Exercise directions:
Output the material below in its entirety, exactly as given.

Given data:

————

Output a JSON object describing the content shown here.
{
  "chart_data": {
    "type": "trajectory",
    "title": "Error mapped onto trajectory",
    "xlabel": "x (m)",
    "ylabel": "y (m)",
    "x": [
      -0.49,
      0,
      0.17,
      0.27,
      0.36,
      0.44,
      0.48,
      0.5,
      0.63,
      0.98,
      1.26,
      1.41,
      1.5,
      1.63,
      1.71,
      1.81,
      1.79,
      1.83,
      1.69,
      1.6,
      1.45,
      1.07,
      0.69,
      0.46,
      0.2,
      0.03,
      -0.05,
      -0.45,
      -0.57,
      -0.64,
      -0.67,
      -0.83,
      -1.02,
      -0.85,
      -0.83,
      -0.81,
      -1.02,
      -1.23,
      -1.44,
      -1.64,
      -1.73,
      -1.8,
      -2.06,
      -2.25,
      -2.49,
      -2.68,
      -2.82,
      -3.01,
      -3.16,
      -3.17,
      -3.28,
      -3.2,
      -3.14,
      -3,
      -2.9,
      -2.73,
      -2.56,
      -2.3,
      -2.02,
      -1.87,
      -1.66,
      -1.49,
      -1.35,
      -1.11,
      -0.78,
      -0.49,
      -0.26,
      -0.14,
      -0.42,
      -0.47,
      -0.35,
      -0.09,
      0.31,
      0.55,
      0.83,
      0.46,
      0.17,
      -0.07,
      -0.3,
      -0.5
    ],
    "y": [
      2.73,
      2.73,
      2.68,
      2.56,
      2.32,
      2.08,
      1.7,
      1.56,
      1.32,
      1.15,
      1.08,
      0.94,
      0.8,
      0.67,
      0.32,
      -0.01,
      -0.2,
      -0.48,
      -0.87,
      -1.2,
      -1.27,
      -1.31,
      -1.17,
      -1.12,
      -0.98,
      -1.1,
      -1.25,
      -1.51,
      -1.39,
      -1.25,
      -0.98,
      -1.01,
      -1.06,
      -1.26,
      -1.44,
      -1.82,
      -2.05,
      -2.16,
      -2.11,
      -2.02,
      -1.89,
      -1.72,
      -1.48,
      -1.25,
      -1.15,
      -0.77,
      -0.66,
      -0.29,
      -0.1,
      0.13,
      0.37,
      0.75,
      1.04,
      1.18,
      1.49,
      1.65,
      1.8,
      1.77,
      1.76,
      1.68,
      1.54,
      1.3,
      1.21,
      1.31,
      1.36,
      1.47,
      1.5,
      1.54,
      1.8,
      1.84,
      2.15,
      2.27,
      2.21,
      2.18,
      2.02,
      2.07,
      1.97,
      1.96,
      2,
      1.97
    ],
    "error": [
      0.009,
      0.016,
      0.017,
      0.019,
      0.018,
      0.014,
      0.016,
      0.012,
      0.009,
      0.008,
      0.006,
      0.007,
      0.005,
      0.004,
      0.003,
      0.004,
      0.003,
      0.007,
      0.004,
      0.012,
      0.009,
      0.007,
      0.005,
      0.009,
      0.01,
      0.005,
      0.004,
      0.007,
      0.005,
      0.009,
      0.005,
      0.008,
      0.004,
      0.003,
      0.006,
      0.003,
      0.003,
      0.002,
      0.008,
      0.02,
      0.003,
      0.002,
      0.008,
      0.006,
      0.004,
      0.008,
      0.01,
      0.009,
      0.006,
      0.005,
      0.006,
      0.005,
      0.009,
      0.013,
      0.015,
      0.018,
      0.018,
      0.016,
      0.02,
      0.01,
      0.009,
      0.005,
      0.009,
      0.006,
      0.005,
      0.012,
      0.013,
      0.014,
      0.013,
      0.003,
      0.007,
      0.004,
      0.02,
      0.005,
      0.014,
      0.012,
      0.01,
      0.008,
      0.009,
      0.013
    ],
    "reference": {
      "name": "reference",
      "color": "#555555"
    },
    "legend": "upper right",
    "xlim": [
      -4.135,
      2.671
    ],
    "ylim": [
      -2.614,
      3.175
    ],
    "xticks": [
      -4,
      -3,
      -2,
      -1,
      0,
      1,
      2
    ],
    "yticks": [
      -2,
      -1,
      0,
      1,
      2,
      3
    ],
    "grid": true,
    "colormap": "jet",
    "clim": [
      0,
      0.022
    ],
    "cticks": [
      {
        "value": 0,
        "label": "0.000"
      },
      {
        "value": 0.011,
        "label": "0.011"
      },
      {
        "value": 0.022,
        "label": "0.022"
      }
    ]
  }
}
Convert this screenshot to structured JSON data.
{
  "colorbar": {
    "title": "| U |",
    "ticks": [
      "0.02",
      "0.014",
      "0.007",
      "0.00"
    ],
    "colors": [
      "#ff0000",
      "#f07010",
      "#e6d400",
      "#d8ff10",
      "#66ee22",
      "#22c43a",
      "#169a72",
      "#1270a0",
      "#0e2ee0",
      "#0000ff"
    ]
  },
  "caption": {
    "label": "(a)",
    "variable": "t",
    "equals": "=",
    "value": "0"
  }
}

————

Exercise output:
Output a JSON object describing the content shown here.
{
  "chart_data": {
    "type": "trajectory",
    "title": "Error mapped onto trajectory",
    "xlabel": "x (m)",
    "ylabel": "y (m)",
    "x": [
      -0.49,
      0,
      0.17,
      0.27,
      0.36,
      0.44,
      0.48,
      0.5,
      0.63,
      0.98,
      1.26,
      1.41,
      1.5,
      1.63,
      1.71,
      1.81,
      1.79,
      1.83,
      1.69,
      1.6,
      1.45,
      1.07,
      0.69,
      0.46,
      0.2,
      0.03,
      -0.05,
      -0.45,
      -0.57,
      -0.64,
      -0.67,
      -0.83,
      -1.02,
      -0.85,
      -0.83,
      -0.81,
      -1.02,
      -1.23,
      -1.44,
      -1.64,
      -1.73,
      -1.8,
      -2.06,
      -2.25,
      -2.49,
      -2.68,
      -2.82,
      -3.01,
      -3.16,
      -3.17,
      -3.28,
      -3.2,
      -3.14,
      -3,
      -2.9,
      -2.73,
      -2.56,
      -2.3,
      -2.02,
      -1.87,
      -1.66,
      -1.49,
      -1.35,
      -1.11,
      -0.78,
      -0.49,
      -0.26,
      -0.14,
      -0.42,
      -0.47,
      -0.35,
      -0.09,
      0.31,
      0.55,
      0.83,
      0.46,
      0.17,
      -0.07,
      -0.3,
      -0.5
    ],
    "y": [
      2.73,
      2.73,
      2.68,
      2.56,
      2.32,
      2.08,
      1.7,
      1.56,
      1.32,
      1.15,
      1.08,
      0.94,
      0.8,
      0.67,
      0.32,
      -0.01,
      -0.2,
      -0.48,
      -0.87,
      -1.2,
      -1.27,
      -1.31,
      -1.17,
      -1.12,
      -0.98,
      -1.1,
      -1.25,
      -1.51,
      -1.39,
      -1.25,
      -0.98,
      -1.01,
      -1.06,
      -1.26,
      -1.44,
      -1.82,
      -2.05,
      -2.16,
      -2.11,
      -2.02,
      -1.89,
      -1.72,
      -1.48,
      -1.25,
      -1.15,
      -0.77,
      -0.66,
      -0.29,
      -0.1,
      0.13,
      0.37,
      0.75,
      1.04,
      1.18,
      1.49,
      1.65,
      1.8,
      1.77,
      1.76,
      1.68,
      1.54,
      1.3,
      1.21,
      1.31,
      1.36,
      1.47,
      1.5,
      1.54,
      1.8,
      1.84,
      2.15,
      2.27,
      2.21,
      2.18,
      2.02,
      2.07,
      1.97,
      1.96,
      2,
      1.97
    ],
    "error": [
      0.009,
      0.016,
      0.017,
      0.019,
      0.018,
      0.014,
      0.016,
      0.012,
      0.009,
      0.008,
      0.006,
      0.007,
      0.005,
      0.004,
      0.003,
      0.004,
      0.003,
      0.007,
      0.004,
      0.012,
      0.009,
      0.007,
      0.005,
      0.009,
      0.01,
      0.005,
      0.004,
      0.007,
      0.005,
      0.009,
      0.005,
      0.008,
      0.004,
      0.003,
      0.006,
      0.003,
      0.003,
      0.002,
      0.008,
      0.02,
      0.003,
      0.002,
      0.008,
      0.006,
      0.004,
      0.008,
      0.01,
      0.009,
      0.006,
      0.005,
      0.006,
      0.005,
      0.009,
      0.013,
      0.015,
      0.018,
      0.018,
      0.016,
      0.02,
      0.01,
      0.009,
      0.005,
      0.009,
      0.006,
      0.005,
      0.012,
      0.013,
      0.014,
      0.013,
      0.003,
      0.007,
      0.004,
      0.02,
      0.005,
      0.014,
      0.012,
      0.01,
      0.008,
      0.009,
      0.013
    ],
    "reference": {
      "name": "reference",
      "color": "#555555"
    },
    "legend": "upper right",
    "xlim": [
      -4.135,
      2.671
    ],
    "ylim": [
      -2.614,
      3.175
    ],
    "xticks": [
      -4,
      -3,
      -2,
      -1,
      0,
      1,
      2
    ],
    "yticks": [
      -2,
      -1,
      0,
      1,
      2,
      3
    ],
    "grid": true,
    "colormap": "jet",
    "clim": [
      0,
      0.022
    ],
    "cticks": [
      {
        "value": 0,
        "label": "0.000"
      },
      {
        "value": 0.011,
        "label": "0.011"
      },
      {
        "value": 0.022,
        "label": "0.022"
      }
    ]
  }
}
Convert this screenshot to structured JSON data.
{
  "colorbar": {
    "title": "| U |",
    "ticks": [
      "0.02",
      "0.014",
      "0.007",
      "0.00"
    ],
    "colors": [
      "#ff0000",
      "#f07010",
      "#e6d400",
      "#d8ff10",
      "#66ee22",
      "#22c43a",
      "#169a72",
      "#1270a0",
      "#0e2ee0",
      "#0000ff"
    ]
  },
  "caption": {
    "label": "(a)",
    "variable": "t",
    "equals": "=",
    "value": "0"
  }
}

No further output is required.